Your task: All entries must be repeated exactly; do not include the pictures.
----- Input -----
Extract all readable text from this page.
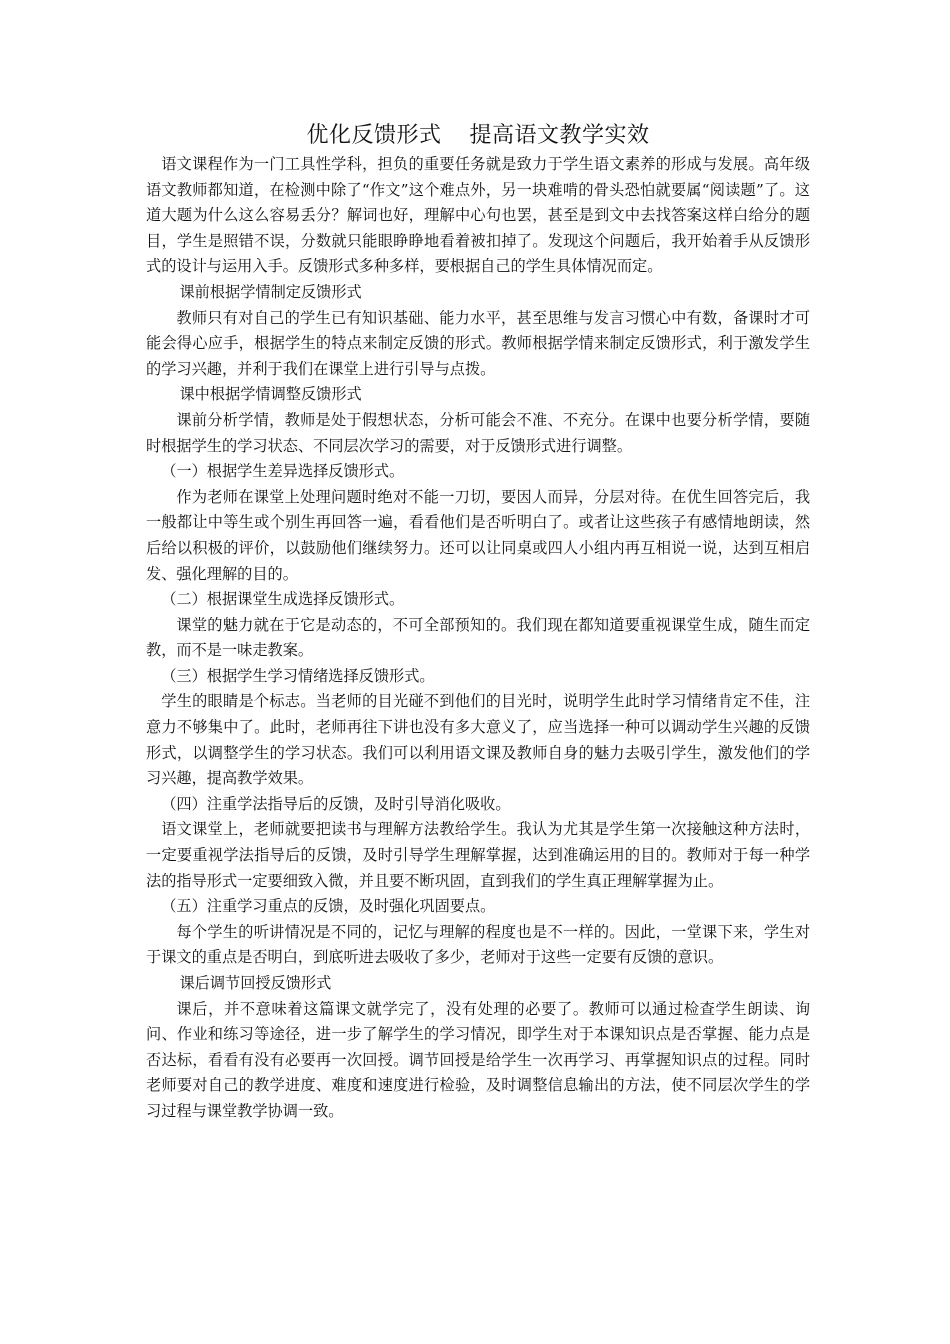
优化反馈形式 提高语文教学实效

语文课程作为一门工具性学科，担负的重要任务就是致力于学生语文素养的形成与发展。高年级语文教师都知道，在检测中除了“作文”这个难点外，另一块难啃的骨头恐怕就要属“阅读题”了。这道大题为什么这么容易丢分？解词也好，理解中心句也罢，甚至是到文中去找答案这样白给分的题目，学生是照错不误，分数就只能眼睁睁地看着被扣掉了。发现这个问题后，我开始着手从反馈形式的设计与运用入手。反馈形式多种多样，要根据自己的学生具体情况而定。

课前根据学情制定反馈形式

教师只有对自己的学生已有知识基础、能力水平，甚至思维与发言习惯心中有数，备课时才可能会得心应手，根据学生的特点来制定反馈的形式。教师根据学情来制定反馈形式，利于激发学生的学习兴趣，并利于我们在课堂上进行引导与点拨。

课中根据学情调整反馈形式

课前分析学情，教师是处于假想状态，分析可能会不准、不充分。在课中也要分析学情，要随时根据学生的学习状态、不同层次学习的需要，对于反馈形式进行调整。

（一）根据学生差异选择反馈形式。

作为老师在课堂上处理问题时绝对不能一刀切，要因人而异，分层对待。在优生回答完后，我一般都让中等生或个别生再回答一遍，看看他们是否听明白了。或者让这些孩子有感情地朗读，然后给以积极的评价，以鼓励他们继续努力。还可以让同桌或四人小组内再互相说一说，达到互相启发、强化理解的目的。

（二）根据课堂生成选择反馈形式。

课堂的魅力就在于它是动态的，不可全部预知的。我们现在都知道要重视课堂生成，随生而定教，而不是一味走教案。

（三）根据学生学习情绪选择反馈形式。

学生的眼睛是个标志。当老师的目光碰不到他们的目光时，说明学生此时学习情绪肯定不佳，注意力不够集中了。此时，老师再往下讲也没有多大意义了，应当选择一种可以调动学生兴趣的反馈形式，以调整学生的学习状态。我们可以利用语文课及教师自身的魅力去吸引学生，激发他们的学习兴趣，提高教学效果。

（四）注重学法指导后的反馈，及时引导消化吸收。

语文课堂上，老师就要把读书与理解方法教给学生。我认为尤其是学生第一次接触这种方法时，一定要重视学法指导后的反馈，及时引导学生理解掌握，达到准确运用的目的。教师对于每一种学法的指导形式一定要细致入微，并且要不断巩固，直到我们的学生真正理解掌握为止。

（五）注重学习重点的反馈，及时强化巩固要点。

每个学生的听讲情况是不同的，记忆与理解的程度也是不一样的。因此，一堂课下来，学生对于课文的重点是否明白，到底听进去吸收了多少，老师对于这些一定要有反馈的意识。

课后调节回授反馈形式

课后，并不意味着这篇课文就学完了，没有处理的必要了。教师可以通过检查学生朗读、询问、作业和练习等途径，进一步了解学生的学习情况，即学生对于本课知识点是否掌握、能力点是否达标，看看有没有必要再一次回授。调节回授是给学生一次再学习、再掌握知识点的过程。同时老师要对自己的教学进度、难度和速度进行检验，及时调整信息输出的方法，使不同层次学生的学习过程与课堂教学协调一致。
-----
Written solution:
Extract all readable text from this page.
优化反馈形式 提高语文教学实效

语文课程作为一门工具性学科，担负的重要任务就是致力于学生语文素养的形成与发展。高年级语文教师都知道，在检测中除了“作文”这个难点外，另一块难啃的骨头恐怕就要属“阅读题”了。这道大题为什么这么容易丢分？解词也好，理解中心句也罢，甚至是到文中去找答案这样白给分的题目，学生是照错不误，分数就只能眼睁睁地看着被扣掉了。发现这个问题后，我开始着手从反馈形式的设计与运用入手。反馈形式多种多样，要根据自己的学生具体情况而定。

课前根据学情制定反馈形式

教师只有对自己的学生已有知识基础、能力水平，甚至思维与发言习惯心中有数，备课时才可能会得心应手，根据学生的特点来制定反馈的形式。教师根据学情来制定反馈形式，利于激发学生的学习兴趣，并利于我们在课堂上进行引导与点拨。

课中根据学情调整反馈形式

课前分析学情，教师是处于假想状态，分析可能会不准、不充分。在课中也要分析学情，要随时根据学生的学习状态、不同层次学习的需要，对于反馈形式进行调整。

（一）根据学生差异选择反馈形式。

作为老师在课堂上处理问题时绝对不能一刀切，要因人而异，分层对待。在优生回答完后，我一般都让中等生或个别生再回答一遍，看看他们是否听明白了。或者让这些孩子有感情地朗读，然后给以积极的评价，以鼓励他们继续努力。还可以让同桌或四人小组内再互相说一说，达到互相启发、强化理解的目的。

（二）根据课堂生成选择反馈形式。

课堂的魅力就在于它是动态的，不可全部预知的。我们现在都知道要重视课堂生成，随生而定教，而不是一味走教案。

（三）根据学生学习情绪选择反馈形式。

学生的眼睛是个标志。当老师的目光碰不到他们的目光时，说明学生此时学习情绪肯定不佳，注意力不够集中了。此时，老师再往下讲也没有多大意义了，应当选择一种可以调动学生兴趣的反馈形式，以调整学生的学习状态。我们可以利用语文课及教师自身的魅力去吸引学生，激发他们的学习兴趣，提高教学效果。

（四）注重学法指导后的反馈，及时引导消化吸收。

语文课堂上，老师就要把读书与理解方法教给学生。我认为尤其是学生第一次接触这种方法时，一定要重视学法指导后的反馈，及时引导学生理解掌握，达到准确运用的目的。教师对于每一种学法的指导形式一定要细致入微，并且要不断巩固，直到我们的学生真正理解掌握为止。

（五）注重学习重点的反馈，及时强化巩固要点。

每个学生的听讲情况是不同的，记忆与理解的程度也是不一样的。因此，一堂课下来，学生对于课文的重点是否明白，到底听进去吸收了多少，老师对于这些一定要有反馈的意识。

课后调节回授反馈形式

课后，并不意味着这篇课文就学完了，没有处理的必要了。教师可以通过检查学生朗读、询问、作业和练习等途径，进一步了解学生的学习情况，即学生对于本课知识点是否掌握、能力点是否达标，看看有没有必要再一次回授。调节回授是给学生一次再学习、再掌握知识点的过程。同时老师要对自己的教学进度、难度和速度进行检验，及时调整信息输出的方法，使不同层次学生的学习过程与课堂教学协调一致。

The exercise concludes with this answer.